■ **WHAT YOU ARE ASKED TO DO**: Every entry must be echoed exactly.

** begin INPUT **

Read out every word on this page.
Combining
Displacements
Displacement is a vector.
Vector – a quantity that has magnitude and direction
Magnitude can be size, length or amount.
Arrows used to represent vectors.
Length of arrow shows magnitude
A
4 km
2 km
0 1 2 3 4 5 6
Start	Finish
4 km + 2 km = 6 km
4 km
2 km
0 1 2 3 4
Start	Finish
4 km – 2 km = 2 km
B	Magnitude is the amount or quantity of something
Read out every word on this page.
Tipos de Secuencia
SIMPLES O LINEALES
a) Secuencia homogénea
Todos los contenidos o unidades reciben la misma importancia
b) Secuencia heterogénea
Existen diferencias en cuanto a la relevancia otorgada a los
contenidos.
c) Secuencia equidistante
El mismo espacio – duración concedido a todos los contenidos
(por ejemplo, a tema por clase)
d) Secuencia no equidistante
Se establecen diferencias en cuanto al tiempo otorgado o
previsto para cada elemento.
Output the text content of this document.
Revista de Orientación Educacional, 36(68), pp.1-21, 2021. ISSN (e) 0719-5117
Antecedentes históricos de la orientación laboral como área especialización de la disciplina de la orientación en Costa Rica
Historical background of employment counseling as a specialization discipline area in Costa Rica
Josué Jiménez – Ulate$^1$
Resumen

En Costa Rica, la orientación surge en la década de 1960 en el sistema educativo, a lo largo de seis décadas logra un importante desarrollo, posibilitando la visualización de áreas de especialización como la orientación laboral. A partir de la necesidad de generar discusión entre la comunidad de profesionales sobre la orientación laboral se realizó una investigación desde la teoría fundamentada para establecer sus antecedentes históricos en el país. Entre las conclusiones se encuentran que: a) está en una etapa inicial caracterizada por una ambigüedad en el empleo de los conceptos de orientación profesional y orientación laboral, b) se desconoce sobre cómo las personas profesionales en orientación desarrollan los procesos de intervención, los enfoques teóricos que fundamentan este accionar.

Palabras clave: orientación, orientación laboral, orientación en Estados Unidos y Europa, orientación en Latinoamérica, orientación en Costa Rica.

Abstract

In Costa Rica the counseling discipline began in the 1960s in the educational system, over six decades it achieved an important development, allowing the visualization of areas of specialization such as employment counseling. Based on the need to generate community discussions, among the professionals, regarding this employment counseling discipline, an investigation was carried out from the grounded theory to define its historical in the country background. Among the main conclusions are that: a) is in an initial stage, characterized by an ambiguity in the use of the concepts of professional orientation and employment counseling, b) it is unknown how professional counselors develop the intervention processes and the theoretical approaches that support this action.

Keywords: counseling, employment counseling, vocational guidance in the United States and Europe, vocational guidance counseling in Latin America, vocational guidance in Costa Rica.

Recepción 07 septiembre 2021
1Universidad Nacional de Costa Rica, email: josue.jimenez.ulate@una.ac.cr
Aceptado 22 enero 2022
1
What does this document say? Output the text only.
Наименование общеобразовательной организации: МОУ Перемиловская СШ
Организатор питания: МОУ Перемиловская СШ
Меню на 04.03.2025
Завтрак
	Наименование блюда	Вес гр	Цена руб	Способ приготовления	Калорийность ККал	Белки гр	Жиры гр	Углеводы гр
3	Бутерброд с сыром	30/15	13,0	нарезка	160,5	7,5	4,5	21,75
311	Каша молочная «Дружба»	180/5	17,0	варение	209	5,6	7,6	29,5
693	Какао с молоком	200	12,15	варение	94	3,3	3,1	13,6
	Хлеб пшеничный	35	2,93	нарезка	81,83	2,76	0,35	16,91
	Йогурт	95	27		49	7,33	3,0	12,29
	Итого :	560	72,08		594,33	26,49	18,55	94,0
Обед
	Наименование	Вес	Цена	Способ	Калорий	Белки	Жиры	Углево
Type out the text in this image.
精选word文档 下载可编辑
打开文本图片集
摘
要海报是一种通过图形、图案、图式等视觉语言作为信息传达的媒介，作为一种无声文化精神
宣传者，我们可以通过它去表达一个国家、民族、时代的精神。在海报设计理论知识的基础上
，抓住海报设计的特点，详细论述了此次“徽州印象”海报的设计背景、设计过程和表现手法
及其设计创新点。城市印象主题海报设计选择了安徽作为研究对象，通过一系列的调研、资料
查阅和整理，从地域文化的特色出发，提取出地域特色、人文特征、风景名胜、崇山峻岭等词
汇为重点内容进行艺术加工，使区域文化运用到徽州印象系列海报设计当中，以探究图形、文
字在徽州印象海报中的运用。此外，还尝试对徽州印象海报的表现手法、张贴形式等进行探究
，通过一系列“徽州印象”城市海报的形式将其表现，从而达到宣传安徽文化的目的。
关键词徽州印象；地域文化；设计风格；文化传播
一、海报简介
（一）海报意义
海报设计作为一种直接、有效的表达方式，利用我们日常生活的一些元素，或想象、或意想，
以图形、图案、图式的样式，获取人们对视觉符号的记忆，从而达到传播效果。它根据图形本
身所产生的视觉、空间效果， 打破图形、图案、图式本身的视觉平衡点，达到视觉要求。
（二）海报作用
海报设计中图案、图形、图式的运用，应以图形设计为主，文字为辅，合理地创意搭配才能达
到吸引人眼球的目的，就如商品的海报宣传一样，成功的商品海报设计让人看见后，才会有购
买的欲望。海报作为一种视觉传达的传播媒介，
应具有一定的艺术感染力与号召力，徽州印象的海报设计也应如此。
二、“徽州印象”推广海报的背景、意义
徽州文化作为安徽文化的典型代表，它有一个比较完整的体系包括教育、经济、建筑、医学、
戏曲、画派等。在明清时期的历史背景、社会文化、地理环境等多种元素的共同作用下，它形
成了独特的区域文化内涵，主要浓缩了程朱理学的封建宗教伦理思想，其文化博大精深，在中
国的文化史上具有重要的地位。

** end INPUT **

■ **THE SOLUTION**:
Read out every word on this page.
Combining
Displacements
Displacement is a vector.
Vector – a quantity that has magnitude and direction
Magnitude can be size, length or amount.
Arrows used to represent vectors.
Length of arrow shows magnitude
A
4 km
2 km
0 1 2 3 4 5 6
Start	Finish
4 km + 2 km = 6 km
4 km
2 km
0 1 2 3 4
Start	Finish
4 km – 2 km = 2 km
B	Magnitude is the amount or quantity of something
Read out every word on this page.
Tipos de Secuencia
SIMPLES O LINEALES
a) Secuencia homogénea
Todos los contenidos o unidades reciben la misma importancia
b) Secuencia heterogénea
Existen diferencias en cuanto a la relevancia otorgada a los
contenidos.
c) Secuencia equidistante
El mismo espacio – duración concedido a todos los contenidos
(por ejemplo, a tema por clase)
d) Secuencia no equidistante
Se establecen diferencias en cuanto al tiempo otorgado o
previsto para cada elemento.
Output the text content of this document.
Revista de Orientación Educacional, 36(68), pp.1-21, 2021. ISSN (e) 0719-5117
Antecedentes históricos de la orientación laboral como área especialización de la disciplina de la orientación en Costa Rica
Historical background of employment counseling as a specialization discipline area in Costa Rica
Josué Jiménez – Ulate$^1$
Resumen

En Costa Rica, la orientación surge en la década de 1960 en el sistema educativo, a lo largo de seis décadas logra un importante desarrollo, posibilitando la visualización de áreas de especialización como la orientación laboral. A partir de la necesidad de generar discusión entre la comunidad de profesionales sobre la orientación laboral se realizó una investigación desde la teoría fundamentada para establecer sus antecedentes históricos en el país. Entre las conclusiones se encuentran que: a) está en una etapa inicial caracterizada por una ambigüedad en el empleo de los conceptos de orientación profesional y orientación laboral, b) se desconoce sobre cómo las personas profesionales en orientación desarrollan los procesos de intervención, los enfoques teóricos que fundamentan este accionar.

Palabras clave: orientación, orientación laboral, orientación en Estados Unidos y Europa, orientación en Latinoamérica, orientación en Costa Rica.

Abstract

In Costa Rica the counseling discipline began in the 1960s in the educational system, over six decades it achieved an important development, allowing the visualization of areas of specialization such as employment counseling. Based on the need to generate community discussions, among the professionals, regarding this employment counseling discipline, an investigation was carried out from the grounded theory to define its historical in the country background. Among the main conclusions are that: a) is in an initial stage, characterized by an ambiguity in the use of the concepts of professional orientation and employment counseling, b) it is unknown how professional counselors develop the intervention processes and the theoretical approaches that support this action.

Keywords: counseling, employment counseling, vocational guidance in the United States and Europe, vocational guidance counseling in Latin America, vocational guidance in Costa Rica.

Recepción 07 septiembre 2021
1Universidad Nacional de Costa Rica, email: josue.jimenez.ulate@una.ac.cr
Aceptado 22 enero 2022
1
What does this document say? Output the text only.
Наименование общеобразовательной организации: МОУ Перемиловская СШ
Организатор питания: МОУ Перемиловская СШ
Меню на 04.03.2025
Завтрак
	Наименование блюда	Вес гр	Цена руб	Способ приготовления	Калорийность ККал	Белки гр	Жиры гр	Углеводы гр
3	Бутерброд с сыром	30/15	13,0	нарезка	160,5	7,5	4,5	21,75
311	Каша молочная «Дружба»	180/5	17,0	варение	209	5,6	7,6	29,5
693	Какао с молоком	200	12,15	варение	94	3,3	3,1	13,6
	Хлеб пшеничный	35	2,93	нарезка	81,83	2,76	0,35	16,91
	Йогурт	95	27		49	7,33	3,0	12,29
	Итого :	560	72,08		594,33	26,49	18,55	94,0
Обед
	Наименование	Вес	Цена	Способ	Калорий	Белки	Жиры	Углево
Type out the text in this image.
精选word文档 下载可编辑
打开文本图片集
摘
要海报是一种通过图形、图案、图式等视觉语言作为信息传达的媒介，作为一种无声文化精神
宣传者，我们可以通过它去表达一个国家、民族、时代的精神。在海报设计理论知识的基础上
，抓住海报设计的特点，详细论述了此次“徽州印象”海报的设计背景、设计过程和表现手法
及其设计创新点。城市印象主题海报设计选择了安徽作为研究对象，通过一系列的调研、资料
查阅和整理，从地域文化的特色出发，提取出地域特色、人文特征、风景名胜、崇山峻岭等词
汇为重点内容进行艺术加工，使区域文化运用到徽州印象系列海报设计当中，以探究图形、文
字在徽州印象海报中的运用。此外，还尝试对徽州印象海报的表现手法、张贴形式等进行探究
，通过一系列“徽州印象”城市海报的形式将其表现，从而达到宣传安徽文化的目的。
关键词徽州印象；地域文化；设计风格；文化传播
一、海报简介
（一）海报意义
海报设计作为一种直接、有效的表达方式，利用我们日常生活的一些元素，或想象、或意想，
以图形、图案、图式的样式，获取人们对视觉符号的记忆，从而达到传播效果。它根据图形本
身所产生的视觉、空间效果， 打破图形、图案、图式本身的视觉平衡点，达到视觉要求。
（二）海报作用
海报设计中图案、图形、图式的运用，应以图形设计为主，文字为辅，合理地创意搭配才能达
到吸引人眼球的目的，就如商品的海报宣传一样，成功的商品海报设计让人看见后，才会有购
买的欲望。海报作为一种视觉传达的传播媒介，
应具有一定的艺术感染力与号召力，徽州印象的海报设计也应如此。
二、“徽州印象”推广海报的背景、意义
徽州文化作为安徽文化的典型代表，它有一个比较完整的体系包括教育、经济、建筑、医学、
戏曲、画派等。在明清时期的历史背景、社会文化、地理环境等多种元素的共同作用下，它形
成了独特的区域文化内涵，主要浓缩了程朱理学的封建宗教伦理思想，其文化博大精深，在中
国的文化史上具有重要的地位。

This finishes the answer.